[start of Given data]

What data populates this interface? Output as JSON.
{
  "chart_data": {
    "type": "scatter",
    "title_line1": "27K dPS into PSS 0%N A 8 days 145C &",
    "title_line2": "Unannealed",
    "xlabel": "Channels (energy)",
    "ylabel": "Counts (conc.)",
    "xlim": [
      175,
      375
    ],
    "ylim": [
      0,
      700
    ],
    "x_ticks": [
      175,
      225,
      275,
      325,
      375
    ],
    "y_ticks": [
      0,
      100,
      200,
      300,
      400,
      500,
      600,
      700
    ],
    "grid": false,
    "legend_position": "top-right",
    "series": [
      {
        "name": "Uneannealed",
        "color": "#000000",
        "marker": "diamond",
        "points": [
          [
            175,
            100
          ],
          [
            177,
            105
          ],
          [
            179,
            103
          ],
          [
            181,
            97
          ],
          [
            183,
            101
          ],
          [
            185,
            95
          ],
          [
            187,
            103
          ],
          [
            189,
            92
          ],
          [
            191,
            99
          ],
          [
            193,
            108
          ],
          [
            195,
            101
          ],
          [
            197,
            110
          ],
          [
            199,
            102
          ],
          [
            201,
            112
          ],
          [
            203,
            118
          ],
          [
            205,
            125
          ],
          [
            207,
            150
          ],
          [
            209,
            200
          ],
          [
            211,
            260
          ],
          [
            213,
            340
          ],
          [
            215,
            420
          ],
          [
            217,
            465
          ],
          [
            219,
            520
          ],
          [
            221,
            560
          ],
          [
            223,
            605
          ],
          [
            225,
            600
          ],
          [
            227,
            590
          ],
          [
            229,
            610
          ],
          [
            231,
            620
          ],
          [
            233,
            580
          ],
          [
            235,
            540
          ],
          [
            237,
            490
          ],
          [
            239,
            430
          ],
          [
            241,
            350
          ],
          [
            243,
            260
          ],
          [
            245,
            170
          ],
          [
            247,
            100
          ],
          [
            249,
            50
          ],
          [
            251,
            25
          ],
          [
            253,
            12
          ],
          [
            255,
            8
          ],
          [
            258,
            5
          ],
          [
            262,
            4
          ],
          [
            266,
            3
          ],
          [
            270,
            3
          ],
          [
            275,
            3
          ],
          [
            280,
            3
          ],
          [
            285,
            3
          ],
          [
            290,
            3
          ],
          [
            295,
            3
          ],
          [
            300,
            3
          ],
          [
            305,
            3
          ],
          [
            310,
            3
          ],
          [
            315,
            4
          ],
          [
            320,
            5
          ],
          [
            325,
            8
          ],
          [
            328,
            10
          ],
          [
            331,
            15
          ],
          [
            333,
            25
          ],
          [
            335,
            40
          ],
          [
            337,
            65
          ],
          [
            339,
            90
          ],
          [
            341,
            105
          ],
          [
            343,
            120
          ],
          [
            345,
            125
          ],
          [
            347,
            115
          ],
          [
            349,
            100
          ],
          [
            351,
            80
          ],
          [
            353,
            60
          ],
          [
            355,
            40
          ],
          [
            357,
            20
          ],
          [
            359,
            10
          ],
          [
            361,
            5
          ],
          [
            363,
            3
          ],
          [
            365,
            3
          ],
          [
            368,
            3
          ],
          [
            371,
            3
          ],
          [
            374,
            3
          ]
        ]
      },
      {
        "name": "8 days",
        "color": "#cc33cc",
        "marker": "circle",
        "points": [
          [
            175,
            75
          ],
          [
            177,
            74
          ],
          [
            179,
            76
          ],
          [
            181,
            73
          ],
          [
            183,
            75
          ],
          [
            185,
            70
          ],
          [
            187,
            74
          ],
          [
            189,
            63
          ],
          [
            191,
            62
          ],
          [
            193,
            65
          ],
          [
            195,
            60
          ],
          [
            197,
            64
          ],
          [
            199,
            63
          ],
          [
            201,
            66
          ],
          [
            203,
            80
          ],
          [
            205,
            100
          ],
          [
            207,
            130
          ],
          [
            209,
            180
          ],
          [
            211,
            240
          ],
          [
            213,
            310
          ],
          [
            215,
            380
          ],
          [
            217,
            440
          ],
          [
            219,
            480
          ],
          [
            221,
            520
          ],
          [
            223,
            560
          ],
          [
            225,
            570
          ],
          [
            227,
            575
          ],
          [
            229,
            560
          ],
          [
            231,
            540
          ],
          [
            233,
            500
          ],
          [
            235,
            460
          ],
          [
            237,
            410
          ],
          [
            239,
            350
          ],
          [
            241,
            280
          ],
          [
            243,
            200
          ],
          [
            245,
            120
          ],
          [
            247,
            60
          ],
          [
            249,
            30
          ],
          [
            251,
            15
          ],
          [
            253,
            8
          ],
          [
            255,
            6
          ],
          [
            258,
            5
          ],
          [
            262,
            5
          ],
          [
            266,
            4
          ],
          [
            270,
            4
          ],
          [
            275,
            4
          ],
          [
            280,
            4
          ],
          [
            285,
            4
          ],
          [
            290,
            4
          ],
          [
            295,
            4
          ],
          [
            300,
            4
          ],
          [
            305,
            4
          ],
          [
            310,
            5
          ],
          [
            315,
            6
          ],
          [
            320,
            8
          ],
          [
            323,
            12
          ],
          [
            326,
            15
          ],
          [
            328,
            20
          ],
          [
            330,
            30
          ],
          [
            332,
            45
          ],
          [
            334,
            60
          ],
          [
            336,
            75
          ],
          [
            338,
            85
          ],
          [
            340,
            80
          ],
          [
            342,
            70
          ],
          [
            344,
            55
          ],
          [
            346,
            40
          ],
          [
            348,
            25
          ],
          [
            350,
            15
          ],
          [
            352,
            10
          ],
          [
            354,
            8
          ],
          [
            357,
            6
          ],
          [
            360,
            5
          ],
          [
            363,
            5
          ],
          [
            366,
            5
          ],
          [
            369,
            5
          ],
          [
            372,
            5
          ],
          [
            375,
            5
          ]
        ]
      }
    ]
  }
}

[end of Given data]

● **Aim of the exercise**: Retype the records in full. Keep every line identical to the original.

● **Solution to the problem**:
What data populates this interface? Output as JSON.
{
  "chart_data": {
    "type": "scatter",
    "title_line1": "27K dPS into PSS 0%N A 8 days 145C &",
    "title_line2": "Unannealed",
    "xlabel": "Channels (energy)",
    "ylabel": "Counts (conc.)",
    "xlim": [
      175,
      375
    ],
    "ylim": [
      0,
      700
    ],
    "x_ticks": [
      175,
      225,
      275,
      325,
      375
    ],
    "y_ticks": [
      0,
      100,
      200,
      300,
      400,
      500,
      600,
      700
    ],
    "grid": false,
    "legend_position": "top-right",
    "series": [
      {
        "name": "Uneannealed",
        "color": "#000000",
        "marker": "diamond",
        "points": [
          [
            175,
            100
          ],
          [
            177,
            105
          ],
          [
            179,
            103
          ],
          [
            181,
            97
          ],
          [
            183,
            101
          ],
          [
            185,
            95
          ],
          [
            187,
            103
          ],
          [
            189,
            92
          ],
          [
            191,
            99
          ],
          [
            193,
            108
          ],
          [
            195,
            101
          ],
          [
            197,
            110
          ],
          [
            199,
            102
          ],
          [
            201,
            112
          ],
          [
            203,
            118
          ],
          [
            205,
            125
          ],
          [
            207,
            150
          ],
          [
            209,
            200
          ],
          [
            211,
            260
          ],
          [
            213,
            340
          ],
          [
            215,
            420
          ],
          [
            217,
            465
          ],
          [
            219,
            520
          ],
          [
            221,
            560
          ],
          [
            223,
            605
          ],
          [
            225,
            600
          ],
          [
            227,
            590
          ],
          [
            229,
            610
          ],
          [
            231,
            620
          ],
          [
            233,
            580
          ],
          [
            235,
            540
          ],
          [
            237,
            490
          ],
          [
            239,
            430
          ],
          [
            241,
            350
          ],
          [
            243,
            260
          ],
          [
            245,
            170
          ],
          [
            247,
            100
          ],
          [
            249,
            50
          ],
          [
            251,
            25
          ],
          [
            253,
            12
          ],
          [
            255,
            8
          ],
          [
            258,
            5
          ],
          [
            262,
            4
          ],
          [
            266,
            3
          ],
          [
            270,
            3
          ],
          [
            275,
            3
          ],
          [
            280,
            3
          ],
          [
            285,
            3
          ],
          [
            290,
            3
          ],
          [
            295,
            3
          ],
          [
            300,
            3
          ],
          [
            305,
            3
          ],
          [
            310,
            3
          ],
          [
            315,
            4
          ],
          [
            320,
            5
          ],
          [
            325,
            8
          ],
          [
            328,
            10
          ],
          [
            331,
            15
          ],
          [
            333,
            25
          ],
          [
            335,
            40
          ],
          [
            337,
            65
          ],
          [
            339,
            90
          ],
          [
            341,
            105
          ],
          [
            343,
            120
          ],
          [
            345,
            125
          ],
          [
            347,
            115
          ],
          [
            349,
            100
          ],
          [
            351,
            80
          ],
          [
            353,
            60
          ],
          [
            355,
            40
          ],
          [
            357,
            20
          ],
          [
            359,
            10
          ],
          [
            361,
            5
          ],
          [
            363,
            3
          ],
          [
            365,
            3
          ],
          [
            368,
            3
          ],
          [
            371,
            3
          ],
          [
            374,
            3
          ]
        ]
      },
      {
        "name": "8 days",
        "color": "#cc33cc",
        "marker": "circle",
        "points": [
          [
            175,
            75
          ],
          [
            177,
            74
          ],
          [
            179,
            76
          ],
          [
            181,
            73
          ],
          [
            183,
            75
          ],
          [
            185,
            70
          ],
          [
            187,
            74
          ],
          [
            189,
            63
          ],
          [
            191,
            62
          ],
          [
            193,
            65
          ],
          [
            195,
            60
          ],
          [
            197,
            64
          ],
          [
            199,
            63
          ],
          [
            201,
            66
          ],
          [
            203,
            80
          ],
          [
            205,
            100
          ],
          [
            207,
            130
          ],
          [
            209,
            180
          ],
          [
            211,
            240
          ],
          [
            213,
            310
          ],
          [
            215,
            380
          ],
          [
            217,
            440
          ],
          [
            219,
            480
          ],
          [
            221,
            520
          ],
          [
            223,
            560
          ],
          [
            225,
            570
          ],
          [
            227,
            575
          ],
          [
            229,
            560
          ],
          [
            231,
            540
          ],
          [
            233,
            500
          ],
          [
            235,
            460
          ],
          [
            237,
            410
          ],
          [
            239,
            350
          ],
          [
            241,
            280
          ],
          [
            243,
            200
          ],
          [
            245,
            120
          ],
          [
            247,
            60
          ],
          [
            249,
            30
          ],
          [
            251,
            15
          ],
          [
            253,
            8
          ],
          [
            255,
            6
          ],
          [
            258,
            5
          ],
          [
            262,
            5
          ],
          [
            266,
            4
          ],
          [
            270,
            4
          ],
          [
            275,
            4
          ],
          [
            280,
            4
          ],
          [
            285,
            4
          ],
          [
            290,
            4
          ],
          [
            295,
            4
          ],
          [
            300,
            4
          ],
          [
            305,
            4
          ],
          [
            310,
            5
          ],
          [
            315,
            6
          ],
          [
            320,
            8
          ],
          [
            323,
            12
          ],
          [
            326,
            15
          ],
          [
            328,
            20
          ],
          [
            330,
            30
          ],
          [
            332,
            45
          ],
          [
            334,
            60
          ],
          [
            336,
            75
          ],
          [
            338,
            85
          ],
          [
            340,
            80
          ],
          [
            342,
            70
          ],
          [
            344,
            55
          ],
          [
            346,
            40
          ],
          [
            348,
            25
          ],
          [
            350,
            15
          ],
          [
            352,
            10
          ],
          [
            354,
            8
          ],
          [
            357,
            6
          ],
          [
            360,
            5
          ],
          [
            363,
            5
          ],
          [
            366,
            5
          ],
          [
            369,
            5
          ],
          [
            372,
            5
          ],
          [
            375,
            5
          ]
        ]
      }
    ]
  }
}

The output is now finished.